§ MATERIAL FOR THIS EXERCISE:

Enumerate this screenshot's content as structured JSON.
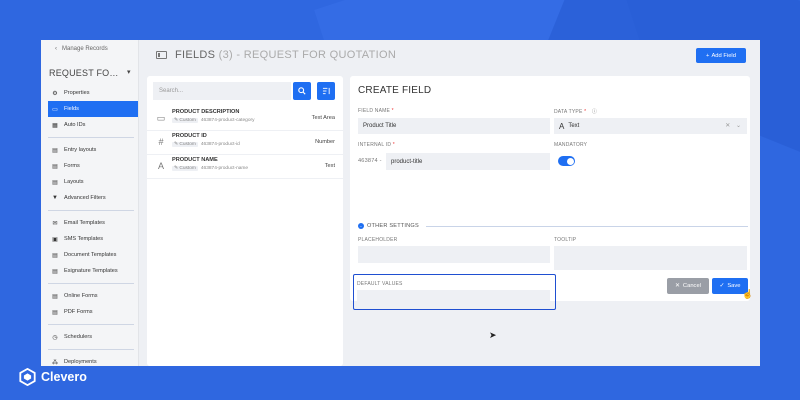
{
  "brand": {
    "name": "Clevero"
  },
  "sidebar": {
    "back_link": "Manage Records",
    "title": "REQUEST FOR QU...",
    "groups": [
      [
        {
          "label": "Properties",
          "icon": "gear-icon"
        },
        {
          "label": "Fields",
          "icon": "field-icon",
          "active": true
        },
        {
          "label": "Auto IDs",
          "icon": "grid-icon"
        }
      ],
      [
        {
          "label": "Entry layouts",
          "icon": "doc-icon"
        },
        {
          "label": "Forms",
          "icon": "doc-icon"
        },
        {
          "label": "Layouts",
          "icon": "doc-icon"
        },
        {
          "label": "Advanced Filters",
          "icon": "filter-icon"
        }
      ],
      [
        {
          "label": "Email Templates",
          "icon": "mail-icon"
        },
        {
          "label": "SMS Templates",
          "icon": "sms-icon"
        },
        {
          "label": "Document Templates",
          "icon": "doc-icon"
        },
        {
          "label": "Esignature Templates",
          "icon": "doc-icon"
        }
      ],
      [
        {
          "label": "Online Forms",
          "icon": "doc-icon"
        },
        {
          "label": "PDF Forms",
          "icon": "doc-icon"
        }
      ],
      [
        {
          "label": "Schedulers",
          "icon": "clock-icon"
        }
      ],
      [
        {
          "label": "Deployments",
          "icon": "deploy-icon"
        }
      ]
    ]
  },
  "header": {
    "title": "FIELDS",
    "count": "(3)",
    "subtitle": "- REQUEST FOR QUOTATION",
    "add_field_label": "Add Field"
  },
  "field_list": {
    "search_placeholder": "Search...",
    "items": [
      {
        "name": "PRODUCT DESCRIPTION",
        "tag": "Custom",
        "key": "463874-product-category",
        "type": "Text Area",
        "icon": "textarea-icon"
      },
      {
        "name": "PRODUCT ID",
        "tag": "Custom",
        "key": "463874-product-id",
        "type": "Number",
        "icon": "hash-icon"
      },
      {
        "name": "PRODUCT NAME",
        "tag": "Custom",
        "key": "463874-product-name",
        "type": "Text",
        "icon": "text-icon"
      }
    ]
  },
  "create_field": {
    "title": "CREATE FIELD",
    "field_name_label": "FIELD NAME",
    "field_name_value": "Product Title",
    "data_type_label": "DATA TYPE",
    "data_type_value": "Text",
    "internal_id_label": "INTERNAL ID",
    "internal_id_prefix": "463874 -",
    "internal_id_value": "product-title",
    "mandatory_label": "MANDATORY",
    "mandatory_on": true,
    "other_settings_label": "OTHER SETTINGS",
    "placeholder_label": "PLACEHOLDER",
    "tooltip_label": "TOOLTIP",
    "default_values_label": "DEFAULT VALUES",
    "cancel_label": "Cancel",
    "save_label": "Save"
  },
  "colors": {
    "accent": "#1f6ff2",
    "background": "#2f67e0"
  }
}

§ EXERCISE BRIEF: Print the full listing exactly, dropping the pictures.

§ CORRECT RESULT:
Enumerate this screenshot's content as structured JSON.
{
  "brand": {
    "name": "Clevero"
  },
  "sidebar": {
    "back_link": "Manage Records",
    "title": "REQUEST FOR QU...",
    "groups": [
      [
        {
          "label": "Properties",
          "icon": "gear-icon"
        },
        {
          "label": "Fields",
          "icon": "field-icon",
          "active": true
        },
        {
          "label": "Auto IDs",
          "icon": "grid-icon"
        }
      ],
      [
        {
          "label": "Entry layouts",
          "icon": "doc-icon"
        },
        {
          "label": "Forms",
          "icon": "doc-icon"
        },
        {
          "label": "Layouts",
          "icon": "doc-icon"
        },
        {
          "label": "Advanced Filters",
          "icon": "filter-icon"
        }
      ],
      [
        {
          "label": "Email Templates",
          "icon": "mail-icon"
        },
        {
          "label": "SMS Templates",
          "icon": "sms-icon"
        },
        {
          "label": "Document Templates",
          "icon": "doc-icon"
        },
        {
          "label": "Esignature Templates",
          "icon": "doc-icon"
        }
      ],
      [
        {
          "label": "Online Forms",
          "icon": "doc-icon"
        },
        {
          "label": "PDF Forms",
          "icon": "doc-icon"
        }
      ],
      [
        {
          "label": "Schedulers",
          "icon": "clock-icon"
        }
      ],
      [
        {
          "label": "Deployments",
          "icon": "deploy-icon"
        }
      ]
    ]
  },
  "header": {
    "title": "FIELDS",
    "count": "(3)",
    "subtitle": "- REQUEST FOR QUOTATION",
    "add_field_label": "Add Field"
  },
  "field_list": {
    "search_placeholder": "Search...",
    "items": [
      {
        "name": "PRODUCT DESCRIPTION",
        "tag": "Custom",
        "key": "463874-product-category",
        "type": "Text Area",
        "icon": "textarea-icon"
      },
      {
        "name": "PRODUCT ID",
        "tag": "Custom",
        "key": "463874-product-id",
        "type": "Number",
        "icon": "hash-icon"
      },
      {
        "name": "PRODUCT NAME",
        "tag": "Custom",
        "key": "463874-product-name",
        "type": "Text",
        "icon": "text-icon"
      }
    ]
  },
  "create_field": {
    "title": "CREATE FIELD",
    "field_name_label": "FIELD NAME",
    "field_name_value": "Product Title",
    "data_type_label": "DATA TYPE",
    "data_type_value": "Text",
    "internal_id_label": "INTERNAL ID",
    "internal_id_prefix": "463874 -",
    "internal_id_value": "product-title",
    "mandatory_label": "MANDATORY",
    "mandatory_on": true,
    "other_settings_label": "OTHER SETTINGS",
    "placeholder_label": "PLACEHOLDER",
    "tooltip_label": "TOOLTIP",
    "default_values_label": "DEFAULT VALUES",
    "cancel_label": "Cancel",
    "save_label": "Save"
  },
  "colors": {
    "accent": "#1f6ff2",
    "background": "#2f67e0"
  }
}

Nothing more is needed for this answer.